* begin DATA SUPPLIED *

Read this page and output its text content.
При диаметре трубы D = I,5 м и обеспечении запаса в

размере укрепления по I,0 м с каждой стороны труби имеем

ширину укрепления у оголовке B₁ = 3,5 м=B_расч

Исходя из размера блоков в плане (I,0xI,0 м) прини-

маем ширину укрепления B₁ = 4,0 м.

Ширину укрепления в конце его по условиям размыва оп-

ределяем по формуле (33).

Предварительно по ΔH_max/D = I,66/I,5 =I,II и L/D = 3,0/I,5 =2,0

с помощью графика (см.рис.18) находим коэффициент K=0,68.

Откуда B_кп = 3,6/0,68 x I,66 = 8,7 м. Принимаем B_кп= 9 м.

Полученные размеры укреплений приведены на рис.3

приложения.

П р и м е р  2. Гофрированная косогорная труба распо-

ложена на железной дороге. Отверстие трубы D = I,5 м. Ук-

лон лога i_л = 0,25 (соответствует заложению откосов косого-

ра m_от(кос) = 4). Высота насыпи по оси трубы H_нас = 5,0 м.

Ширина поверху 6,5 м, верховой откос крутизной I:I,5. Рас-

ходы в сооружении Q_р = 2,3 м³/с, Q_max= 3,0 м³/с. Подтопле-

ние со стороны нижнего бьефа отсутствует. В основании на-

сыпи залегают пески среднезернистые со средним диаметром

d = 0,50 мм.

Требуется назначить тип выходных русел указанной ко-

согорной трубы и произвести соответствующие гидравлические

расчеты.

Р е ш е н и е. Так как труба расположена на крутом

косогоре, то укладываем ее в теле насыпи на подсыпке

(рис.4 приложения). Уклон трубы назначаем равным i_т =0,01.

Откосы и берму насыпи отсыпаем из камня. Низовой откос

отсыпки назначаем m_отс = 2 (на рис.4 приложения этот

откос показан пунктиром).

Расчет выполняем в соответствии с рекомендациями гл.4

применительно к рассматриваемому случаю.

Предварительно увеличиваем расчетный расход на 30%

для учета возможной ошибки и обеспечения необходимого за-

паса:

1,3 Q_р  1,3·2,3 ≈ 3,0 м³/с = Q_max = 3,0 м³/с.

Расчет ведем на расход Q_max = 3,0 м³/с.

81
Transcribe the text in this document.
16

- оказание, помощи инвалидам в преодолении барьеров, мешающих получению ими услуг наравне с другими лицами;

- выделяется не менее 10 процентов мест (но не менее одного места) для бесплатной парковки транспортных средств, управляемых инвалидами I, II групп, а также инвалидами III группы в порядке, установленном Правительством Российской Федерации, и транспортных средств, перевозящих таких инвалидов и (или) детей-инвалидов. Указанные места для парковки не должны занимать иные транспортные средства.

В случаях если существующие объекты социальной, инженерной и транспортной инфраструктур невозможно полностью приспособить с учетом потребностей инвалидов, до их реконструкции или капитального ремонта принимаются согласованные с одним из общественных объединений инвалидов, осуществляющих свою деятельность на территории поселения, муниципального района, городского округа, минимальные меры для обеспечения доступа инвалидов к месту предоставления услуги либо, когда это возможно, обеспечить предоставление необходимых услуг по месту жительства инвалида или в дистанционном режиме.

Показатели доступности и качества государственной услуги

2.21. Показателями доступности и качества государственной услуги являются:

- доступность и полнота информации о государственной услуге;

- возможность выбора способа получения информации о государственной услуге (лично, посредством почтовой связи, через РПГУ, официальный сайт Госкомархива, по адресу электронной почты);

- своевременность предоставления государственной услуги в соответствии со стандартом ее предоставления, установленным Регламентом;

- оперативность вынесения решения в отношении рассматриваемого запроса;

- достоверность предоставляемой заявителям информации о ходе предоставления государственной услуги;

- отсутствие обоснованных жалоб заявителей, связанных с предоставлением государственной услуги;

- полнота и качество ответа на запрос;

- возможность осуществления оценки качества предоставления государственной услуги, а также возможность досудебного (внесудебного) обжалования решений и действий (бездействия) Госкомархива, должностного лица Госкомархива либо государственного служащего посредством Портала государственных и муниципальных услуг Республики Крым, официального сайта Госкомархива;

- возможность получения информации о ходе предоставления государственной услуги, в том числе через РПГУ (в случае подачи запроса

* end DATA SUPPLIED *

WHAT TO PRODUCE
Going through the records above, state how many lines carry "РПГУ", with no other text.

RESULT
2